ACTIVITY
Transcribe, with complete accuracy, all of the entries below except for the pictures.
━━━━━━━━━━━━━━━━━━━━
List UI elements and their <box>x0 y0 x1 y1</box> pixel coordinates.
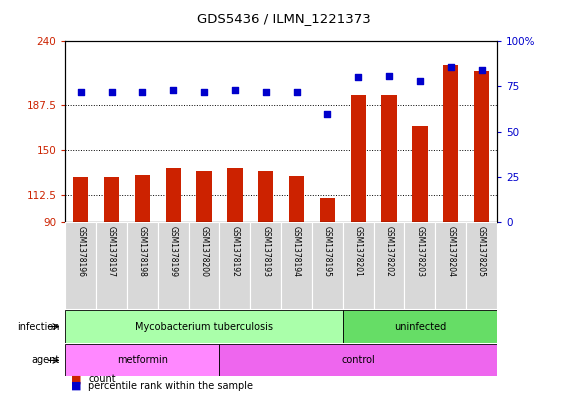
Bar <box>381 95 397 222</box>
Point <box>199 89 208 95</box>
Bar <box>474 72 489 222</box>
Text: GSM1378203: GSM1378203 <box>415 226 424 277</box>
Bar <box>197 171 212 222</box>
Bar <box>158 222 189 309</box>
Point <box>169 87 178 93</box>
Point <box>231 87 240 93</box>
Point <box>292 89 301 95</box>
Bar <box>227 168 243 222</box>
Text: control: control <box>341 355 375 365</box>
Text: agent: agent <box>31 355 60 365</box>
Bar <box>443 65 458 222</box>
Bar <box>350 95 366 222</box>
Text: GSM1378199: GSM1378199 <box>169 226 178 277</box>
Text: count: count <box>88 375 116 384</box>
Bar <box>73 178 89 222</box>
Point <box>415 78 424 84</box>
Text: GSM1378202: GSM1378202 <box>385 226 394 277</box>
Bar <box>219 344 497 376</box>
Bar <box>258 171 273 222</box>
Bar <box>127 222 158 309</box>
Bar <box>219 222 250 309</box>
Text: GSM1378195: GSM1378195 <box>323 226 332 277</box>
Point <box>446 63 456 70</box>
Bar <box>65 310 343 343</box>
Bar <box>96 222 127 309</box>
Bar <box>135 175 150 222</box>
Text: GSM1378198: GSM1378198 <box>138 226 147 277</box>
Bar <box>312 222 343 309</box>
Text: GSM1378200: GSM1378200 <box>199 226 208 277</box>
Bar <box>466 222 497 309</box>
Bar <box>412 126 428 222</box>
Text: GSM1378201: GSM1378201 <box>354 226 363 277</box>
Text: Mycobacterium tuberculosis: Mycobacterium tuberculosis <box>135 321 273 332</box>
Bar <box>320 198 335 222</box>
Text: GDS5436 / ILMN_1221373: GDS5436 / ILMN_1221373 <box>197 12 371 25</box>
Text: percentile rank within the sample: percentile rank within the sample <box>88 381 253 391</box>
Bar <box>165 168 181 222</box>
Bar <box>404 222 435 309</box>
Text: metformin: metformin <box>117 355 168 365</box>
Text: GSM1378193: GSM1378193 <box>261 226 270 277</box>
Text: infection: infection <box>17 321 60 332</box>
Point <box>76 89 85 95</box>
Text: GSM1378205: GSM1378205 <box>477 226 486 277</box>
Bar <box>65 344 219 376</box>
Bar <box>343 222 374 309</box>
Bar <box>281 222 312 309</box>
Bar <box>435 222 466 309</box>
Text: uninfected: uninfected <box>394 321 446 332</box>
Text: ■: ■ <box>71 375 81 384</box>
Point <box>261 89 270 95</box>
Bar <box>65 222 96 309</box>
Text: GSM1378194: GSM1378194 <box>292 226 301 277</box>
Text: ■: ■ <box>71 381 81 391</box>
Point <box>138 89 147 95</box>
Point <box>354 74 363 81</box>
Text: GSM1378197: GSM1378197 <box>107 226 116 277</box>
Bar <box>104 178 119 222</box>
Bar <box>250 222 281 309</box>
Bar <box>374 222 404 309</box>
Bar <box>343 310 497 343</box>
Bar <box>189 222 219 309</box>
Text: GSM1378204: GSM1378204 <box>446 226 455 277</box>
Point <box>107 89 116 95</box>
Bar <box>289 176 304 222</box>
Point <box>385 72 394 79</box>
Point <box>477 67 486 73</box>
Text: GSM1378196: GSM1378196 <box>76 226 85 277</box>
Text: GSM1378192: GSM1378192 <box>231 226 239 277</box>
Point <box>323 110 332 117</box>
━━━━━━━━━━━━━━━━━━━━
WORKED SOLUTION
List UI elements and their <box>x0 y0 x1 y1</box> pixel coordinates.
Bar <box>381 95 397 222</box>
Point <box>199 89 208 95</box>
Bar <box>474 72 489 222</box>
Text: GSM1378203: GSM1378203 <box>415 226 424 277</box>
Bar <box>197 171 212 222</box>
Bar <box>158 222 189 309</box>
Point <box>169 87 178 93</box>
Point <box>231 87 240 93</box>
Point <box>292 89 301 95</box>
Bar <box>227 168 243 222</box>
Text: control: control <box>341 355 375 365</box>
Text: agent: agent <box>31 355 60 365</box>
Bar <box>443 65 458 222</box>
Bar <box>350 95 366 222</box>
Text: GSM1378199: GSM1378199 <box>169 226 178 277</box>
Text: count: count <box>88 375 116 384</box>
Bar <box>73 178 89 222</box>
Point <box>415 78 424 84</box>
Text: GSM1378202: GSM1378202 <box>385 226 394 277</box>
Bar <box>219 344 497 376</box>
Bar <box>258 171 273 222</box>
Bar <box>127 222 158 309</box>
Bar <box>219 222 250 309</box>
Text: GSM1378195: GSM1378195 <box>323 226 332 277</box>
Point <box>446 63 456 70</box>
Bar <box>65 310 343 343</box>
Bar <box>96 222 127 309</box>
Bar <box>135 175 150 222</box>
Text: GSM1378198: GSM1378198 <box>138 226 147 277</box>
Bar <box>312 222 343 309</box>
Text: GSM1378200: GSM1378200 <box>199 226 208 277</box>
Bar <box>466 222 497 309</box>
Bar <box>412 126 428 222</box>
Text: GSM1378201: GSM1378201 <box>354 226 363 277</box>
Text: Mycobacterium tuberculosis: Mycobacterium tuberculosis <box>135 321 273 332</box>
Bar <box>320 198 335 222</box>
Text: GDS5436 / ILMN_1221373: GDS5436 / ILMN_1221373 <box>197 12 371 25</box>
Text: percentile rank within the sample: percentile rank within the sample <box>88 381 253 391</box>
Bar <box>165 168 181 222</box>
Bar <box>404 222 435 309</box>
Text: metformin: metformin <box>117 355 168 365</box>
Text: GSM1378193: GSM1378193 <box>261 226 270 277</box>
Text: infection: infection <box>17 321 60 332</box>
Point <box>76 89 85 95</box>
Text: GSM1378205: GSM1378205 <box>477 226 486 277</box>
Bar <box>65 344 219 376</box>
Bar <box>343 222 374 309</box>
Bar <box>281 222 312 309</box>
Bar <box>435 222 466 309</box>
Text: uninfected: uninfected <box>394 321 446 332</box>
Text: ■: ■ <box>71 375 81 384</box>
Point <box>261 89 270 95</box>
Bar <box>65 222 96 309</box>
Text: GSM1378194: GSM1378194 <box>292 226 301 277</box>
Text: ■: ■ <box>71 381 81 391</box>
Point <box>138 89 147 95</box>
Point <box>354 74 363 81</box>
Text: GSM1378197: GSM1378197 <box>107 226 116 277</box>
Bar <box>104 178 119 222</box>
Bar <box>250 222 281 309</box>
Bar <box>374 222 404 309</box>
Bar <box>343 310 497 343</box>
Bar <box>189 222 219 309</box>
Text: GSM1378204: GSM1378204 <box>446 226 455 277</box>
Point <box>107 89 116 95</box>
Bar <box>289 176 304 222</box>
Point <box>385 72 394 79</box>
Point <box>477 67 486 73</box>
Text: GSM1378196: GSM1378196 <box>76 226 85 277</box>
Text: GSM1378192: GSM1378192 <box>231 226 239 277</box>
Point <box>323 110 332 117</box>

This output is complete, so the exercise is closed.